Recorded data:
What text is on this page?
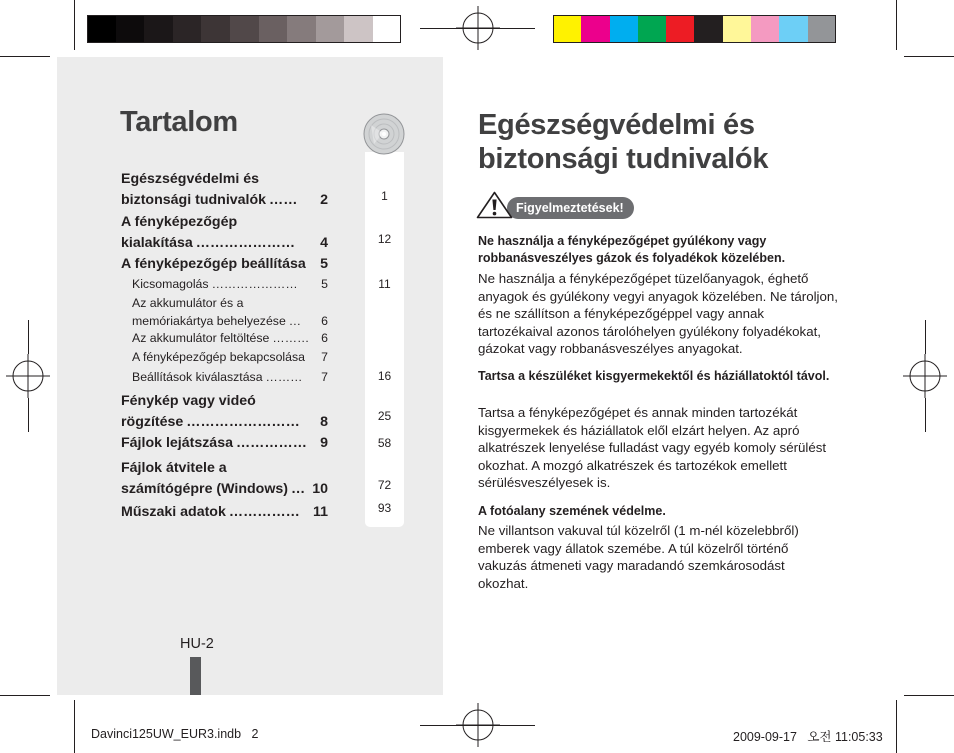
Tartalom
1
12
11
16
25
58
72
93
Egészségvédelmi és
biztonsági tudnivalók ……	2
A fényképezőgép
kialakítása …………………	4
A fényképezőgép beállítása 5
Kicsomagolás …………………	5
Az akkumulátor és a
memóriakártya behelyezése …	6
Az akkumulátor feltöltése ……… 6
A fényképezőgép bekapcsolása 7
Beállítások kiválasztása ………	7
Fénykép vagy videó
rögzítése ……………………	8
Fájlok lejátszása …………… 9
Fájlok átvitele a
számítógépre (Windows) … 10
Műszaki adatok …………… 11
HU-2
Egészségvédelmi és
biztonsági tudnivalók
Figyelmeztetések!
Ne használja a fényképezőgépet gyúlékony vagy robbanásveszélyes gázok és folyadékok közelében.
Ne használja a fényképezőgépet tüzelőanyagok, éghető anyagok és gyúlékony vegyi anyagok közelében. Ne tároljon, és ne szállítson a fényképezőgéppel vagy annak tartozékaival azonos tárolóhelyen gyúlékony folyadékokat, gázokat vagy robbanásveszélyes anyagokat.
Tartsa a készüléket kisgyermekektől és háziállatoktól távol.
Tartsa a fényképezőgépet és annak minden tartozékát kisgyermekek és háziállatok elől elzárt helyen. Az apró alkatrészek lenyelése fulladást vagy egyéb komoly sérülést okozhat. A mozgó alkatrészek és tartozékok emellett sérülésveszélyesek is.
A fotóalany szemének védelme.
Ne villantson vakuval túl közelről (1 m-nél közelebbről) emberek vagy állatok szemébe. A túl közelről történő vakuzás átmeneti vagy maradandó szemkárosodást okozhat.
Davinci125UW_EUR3.indb   2	2009-09-17   오전 11:05:33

Short exercise » Return all of the entries exactly as written, but drop any pictures they hold.

Complete output »
What text is on this page?
Tartalom
1
12
11
16
25
58
72
93
Egészségvédelmi és
biztonsági tudnivalók ……	2
A fényképezőgép
kialakítása …………………	4
A fényképezőgép beállítása 5
Kicsomagolás …………………	5
Az akkumulátor és a
memóriakártya behelyezése …	6
Az akkumulátor feltöltése ……… 6
A fényképezőgép bekapcsolása 7
Beállítások kiválasztása ………	7
Fénykép vagy videó
rögzítése ……………………	8
Fájlok lejátszása …………… 9
Fájlok átvitele a
számítógépre (Windows) … 10
Műszaki adatok …………… 11
HU-2
Egészségvédelmi és
biztonsági tudnivalók
Figyelmeztetések!
Ne használja a fényképezőgépet gyúlékony vagy robbanásveszélyes gázok és folyadékok közelében.
Ne használja a fényképezőgépet tüzelőanyagok, éghető anyagok és gyúlékony vegyi anyagok közelében. Ne tároljon, és ne szállítson a fényképezőgéppel vagy annak tartozékaival azonos tárolóhelyen gyúlékony folyadékokat, gázokat vagy robbanásveszélyes anyagokat.
Tartsa a készüléket kisgyermekektől és háziállatoktól távol.
Tartsa a fényképezőgépet és annak minden tartozékát kisgyermekek és háziállatok elől elzárt helyen. Az apró alkatrészek lenyelése fulladást vagy egyéb komoly sérülést okozhat. A mozgó alkatrészek és tartozékok emellett sérülésveszélyesek is.
A fotóalany szemének védelme.
Ne villantson vakuval túl közelről (1 m-nél közelebbről) emberek vagy állatok szemébe. A túl közelről történő vakuzás átmeneti vagy maradandó szemkárosodást okozhat.
Davinci125UW_EUR3.indb   2	2009-09-17   오전 11:05:33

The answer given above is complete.